>> START Records supplied
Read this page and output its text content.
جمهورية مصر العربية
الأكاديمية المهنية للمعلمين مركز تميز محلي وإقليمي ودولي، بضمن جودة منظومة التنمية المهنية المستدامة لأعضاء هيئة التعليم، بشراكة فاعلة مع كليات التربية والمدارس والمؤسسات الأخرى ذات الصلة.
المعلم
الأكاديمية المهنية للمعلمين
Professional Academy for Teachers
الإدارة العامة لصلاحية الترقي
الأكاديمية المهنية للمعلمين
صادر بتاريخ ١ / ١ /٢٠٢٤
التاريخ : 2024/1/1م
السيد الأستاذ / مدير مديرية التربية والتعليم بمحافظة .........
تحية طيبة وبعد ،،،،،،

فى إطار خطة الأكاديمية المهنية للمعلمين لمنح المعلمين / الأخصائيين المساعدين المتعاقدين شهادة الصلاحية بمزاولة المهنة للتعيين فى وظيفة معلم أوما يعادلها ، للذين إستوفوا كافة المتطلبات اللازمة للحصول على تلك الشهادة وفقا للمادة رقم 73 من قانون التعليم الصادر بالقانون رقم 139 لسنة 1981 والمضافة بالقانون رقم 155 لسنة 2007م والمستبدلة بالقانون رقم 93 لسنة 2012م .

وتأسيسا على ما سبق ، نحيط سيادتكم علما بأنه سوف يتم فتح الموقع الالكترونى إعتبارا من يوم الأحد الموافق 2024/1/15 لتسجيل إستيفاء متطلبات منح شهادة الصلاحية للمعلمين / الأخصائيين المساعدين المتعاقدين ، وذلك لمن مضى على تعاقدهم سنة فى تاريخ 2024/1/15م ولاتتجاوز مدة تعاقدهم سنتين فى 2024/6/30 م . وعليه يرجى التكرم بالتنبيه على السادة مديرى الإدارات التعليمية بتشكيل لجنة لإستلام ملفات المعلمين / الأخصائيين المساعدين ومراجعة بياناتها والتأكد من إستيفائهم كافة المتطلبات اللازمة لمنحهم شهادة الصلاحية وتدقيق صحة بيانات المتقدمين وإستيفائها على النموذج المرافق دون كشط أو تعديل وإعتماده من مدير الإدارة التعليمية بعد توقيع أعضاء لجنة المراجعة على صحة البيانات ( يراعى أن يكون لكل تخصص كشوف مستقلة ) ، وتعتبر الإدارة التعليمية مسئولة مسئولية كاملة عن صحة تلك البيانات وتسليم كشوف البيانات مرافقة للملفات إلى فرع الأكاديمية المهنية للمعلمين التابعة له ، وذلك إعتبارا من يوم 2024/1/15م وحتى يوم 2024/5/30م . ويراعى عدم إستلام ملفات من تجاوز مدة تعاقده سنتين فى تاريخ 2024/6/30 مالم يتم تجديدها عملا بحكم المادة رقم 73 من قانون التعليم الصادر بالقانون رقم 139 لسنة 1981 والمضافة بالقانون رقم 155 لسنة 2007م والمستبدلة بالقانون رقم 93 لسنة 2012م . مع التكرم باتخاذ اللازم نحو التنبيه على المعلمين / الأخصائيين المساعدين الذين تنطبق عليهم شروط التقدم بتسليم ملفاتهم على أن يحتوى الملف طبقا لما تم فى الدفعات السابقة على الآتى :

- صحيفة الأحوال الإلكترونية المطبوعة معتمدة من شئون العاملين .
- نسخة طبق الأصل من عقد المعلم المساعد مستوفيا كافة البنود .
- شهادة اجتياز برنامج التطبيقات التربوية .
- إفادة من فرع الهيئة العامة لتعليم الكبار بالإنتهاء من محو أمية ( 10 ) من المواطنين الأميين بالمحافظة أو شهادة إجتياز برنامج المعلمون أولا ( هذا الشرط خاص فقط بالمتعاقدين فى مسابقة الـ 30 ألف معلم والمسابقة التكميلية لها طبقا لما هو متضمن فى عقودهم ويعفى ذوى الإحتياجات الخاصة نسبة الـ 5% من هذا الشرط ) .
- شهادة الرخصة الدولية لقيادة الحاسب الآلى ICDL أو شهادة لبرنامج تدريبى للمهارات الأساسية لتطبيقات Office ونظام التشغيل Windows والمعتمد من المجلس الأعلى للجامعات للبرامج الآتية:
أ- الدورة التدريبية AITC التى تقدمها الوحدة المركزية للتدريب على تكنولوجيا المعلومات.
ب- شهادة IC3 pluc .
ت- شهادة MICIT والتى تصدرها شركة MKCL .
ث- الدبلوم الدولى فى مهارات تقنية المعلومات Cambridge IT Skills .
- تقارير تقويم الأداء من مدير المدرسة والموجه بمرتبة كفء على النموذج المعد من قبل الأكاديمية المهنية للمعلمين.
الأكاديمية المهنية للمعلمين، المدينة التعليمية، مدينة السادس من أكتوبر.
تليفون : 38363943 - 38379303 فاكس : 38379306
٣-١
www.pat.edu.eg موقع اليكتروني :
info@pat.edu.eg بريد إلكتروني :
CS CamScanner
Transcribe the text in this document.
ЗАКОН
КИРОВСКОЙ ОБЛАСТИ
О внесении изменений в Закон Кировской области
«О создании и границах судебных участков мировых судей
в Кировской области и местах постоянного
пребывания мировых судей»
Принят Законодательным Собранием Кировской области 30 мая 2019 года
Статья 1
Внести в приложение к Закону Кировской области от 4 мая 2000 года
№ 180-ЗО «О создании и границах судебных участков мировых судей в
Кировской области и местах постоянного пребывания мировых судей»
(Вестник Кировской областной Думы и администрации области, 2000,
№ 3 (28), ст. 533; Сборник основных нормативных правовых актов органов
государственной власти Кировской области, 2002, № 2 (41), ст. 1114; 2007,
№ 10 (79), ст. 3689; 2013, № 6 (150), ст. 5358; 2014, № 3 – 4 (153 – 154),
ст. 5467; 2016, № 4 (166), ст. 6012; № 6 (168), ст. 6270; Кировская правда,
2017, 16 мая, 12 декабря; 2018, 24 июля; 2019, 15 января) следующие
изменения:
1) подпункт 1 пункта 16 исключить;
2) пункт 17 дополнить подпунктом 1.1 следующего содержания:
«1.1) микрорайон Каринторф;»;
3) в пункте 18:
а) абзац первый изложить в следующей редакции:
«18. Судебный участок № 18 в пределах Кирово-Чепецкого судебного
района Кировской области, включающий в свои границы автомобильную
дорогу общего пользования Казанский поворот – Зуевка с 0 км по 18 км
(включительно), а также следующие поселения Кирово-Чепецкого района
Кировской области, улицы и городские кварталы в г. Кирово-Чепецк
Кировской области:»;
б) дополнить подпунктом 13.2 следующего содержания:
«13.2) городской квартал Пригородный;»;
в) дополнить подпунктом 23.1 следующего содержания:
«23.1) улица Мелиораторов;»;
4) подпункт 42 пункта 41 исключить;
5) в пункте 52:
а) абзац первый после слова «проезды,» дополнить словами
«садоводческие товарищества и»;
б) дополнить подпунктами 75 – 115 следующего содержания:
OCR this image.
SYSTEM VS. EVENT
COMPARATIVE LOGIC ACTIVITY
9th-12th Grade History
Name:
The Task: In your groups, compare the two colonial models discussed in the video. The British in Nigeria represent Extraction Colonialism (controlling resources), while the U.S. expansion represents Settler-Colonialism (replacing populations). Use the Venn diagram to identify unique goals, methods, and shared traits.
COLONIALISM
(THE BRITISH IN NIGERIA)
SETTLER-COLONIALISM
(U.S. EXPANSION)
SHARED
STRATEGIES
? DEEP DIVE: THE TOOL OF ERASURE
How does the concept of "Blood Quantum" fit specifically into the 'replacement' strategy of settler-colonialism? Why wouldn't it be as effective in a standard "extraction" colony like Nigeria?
>> END Records supplied
> **Directions**
Using the data above, say how many lines include "первый". No other reply is needed.

> **Written response**
2